===== Entries supplied
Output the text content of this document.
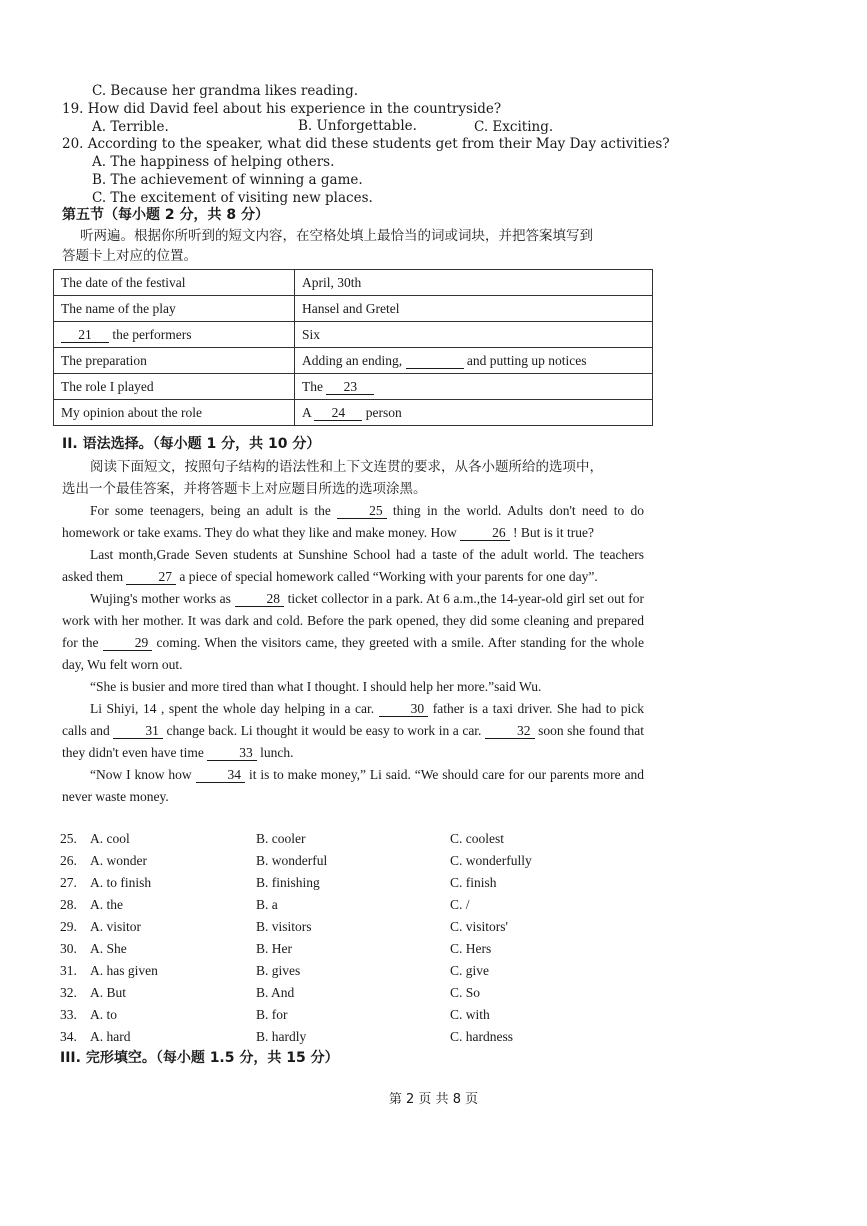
C. Because her grandma likes reading.
19. How did David feel about his experience in the countryside?
A. Terrible.	B. Unforgettable.	C. Exciting.
20. According to the speaker, what did these students get from their May Day activities?
A. The happiness of helping others.
B. The achievement of winning a game.
C. The excitement of visiting new places.
第五节（每小题 2 分，共 8 分）
听两遍。根据你所听到的短文内容，在空格处填上最恰当的词或词块，并把答案填写到
答题卡上对应的位置。
The date of the festival	April, 30th
The name of the play	Hansel and Gretel
21 the performers	Six
The preparation	Adding an ending, and putting up notices
The role I played	The 23
My opinion about the role	A 24 person
II. 语法选择。（每小题 1 分，共 10 分）
阅读下面短文，按照句子结构的语法性和上下文连贯的要求，从各小题所给的选项中，
选出一个最佳答案，并将答题卡上对应题目所选的选项涂黑。

For some teenagers, being an adult is the	25 thing in the world. Adults don't need to do homework or take exams. They do what they like and make money. How	26 ! But is it true?

Last month,Grade Seven students at Sunshine School had a taste of the adult world. The teachers asked them	27 a piece of special homework called “Working with your parents for one day”.

Wujing's mother works as	28 ticket collector in a park. At 6 a.m.,the 14-year-old girl set out for work with her mother. It was dark and cold. Before the park opened, they did some cleaning and prepared for the	29 coming. When the visitors came, they greeted with a smile. After standing for the whole day, Wu felt worn out.

“She is busier and more tired than what I thought. I should help her more.”said Wu.

Li Shiyi, 14 , spent the whole day helping in a car.	30 father is a taxi driver. She had to pick calls and	31 change back. Li thought it would be easy to work in a car.	32 soon she found that they didn't even have time	33 lunch.

“Now I know how	34 it is to make money,” Li said. “We should care for our parents more and never waste money.

25. A. cool	B. cooler	C. coolest
26. A. wonder	B. wonderful	C. wonderfully
27. A. to finish	B. finishing	C. finish
28. A. the	B. a	C. /
29. A. visitor	B. visitors	C. visitors'
30. A. She	B. Her	C. Hers
31. A. has given	B. gives	C. give
32. A. But	B. And	C. So
33. A. to	B. for	C. with
34. A. hard	B. hardly	C. hardness
III. 完形填空。（每小题 1.5 分，共 15 分）
第 2 页 共 8 页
==========
Brief —
From the listing, extract all text exactly as given and drop any picture.

Written answer —
Output the text content of this document.
C. Because her grandma likes reading.
19. How did David feel about his experience in the countryside?
A. Terrible.	B. Unforgettable.	C. Exciting.
20. According to the speaker, what did these students get from their May Day activities?
A. The happiness of helping others.
B. The achievement of winning a game.
C. The excitement of visiting new places.
第五节（每小题 2 分，共 8 分）
听两遍。根据你所听到的短文内容，在空格处填上最恰当的词或词块，并把答案填写到
答题卡上对应的位置。
The date of the festival	April, 30th
The name of the play	Hansel and Gretel
21 the performers	Six
The preparation	Adding an ending, and putting up notices
The role I played	The 23
My opinion about the role	A 24 person
II. 语法选择。（每小题 1 分，共 10 分）
阅读下面短文，按照句子结构的语法性和上下文连贯的要求，从各小题所给的选项中，
选出一个最佳答案，并将答题卡上对应题目所选的选项涂黑。

For some teenagers, being an adult is the	25 thing in the world. Adults don't need to do homework or take exams. They do what they like and make money. How	26 ! But is it true?

Last month,Grade Seven students at Sunshine School had a taste of the adult world. The teachers asked them	27 a piece of special homework called “Working with your parents for one day”.

Wujing's mother works as	28 ticket collector in a park. At 6 a.m.,the 14-year-old girl set out for work with her mother. It was dark and cold. Before the park opened, they did some cleaning and prepared for the	29 coming. When the visitors came, they greeted with a smile. After standing for the whole day, Wu felt worn out.

“She is busier and more tired than what I thought. I should help her more.”said Wu.

Li Shiyi, 14 , spent the whole day helping in a car.	30 father is a taxi driver. She had to pick calls and	31 change back. Li thought it would be easy to work in a car.	32 soon she found that they didn't even have time	33 lunch.

“Now I know how	34 it is to make money,” Li said. “We should care for our parents more and never waste money.

25. A. cool	B. cooler	C. coolest
26. A. wonder	B. wonderful	C. wonderfully
27. A. to finish	B. finishing	C. finish
28. A. the	B. a	C. /
29. A. visitor	B. visitors	C. visitors'
30. A. She	B. Her	C. Hers
31. A. has given	B. gives	C. give
32. A. But	B. And	C. So
33. A. to	B. for	C. with
34. A. hard	B. hardly	C. hardness
III. 完形填空。（每小题 1.5 分，共 15 分）
第 2 页 共 8 页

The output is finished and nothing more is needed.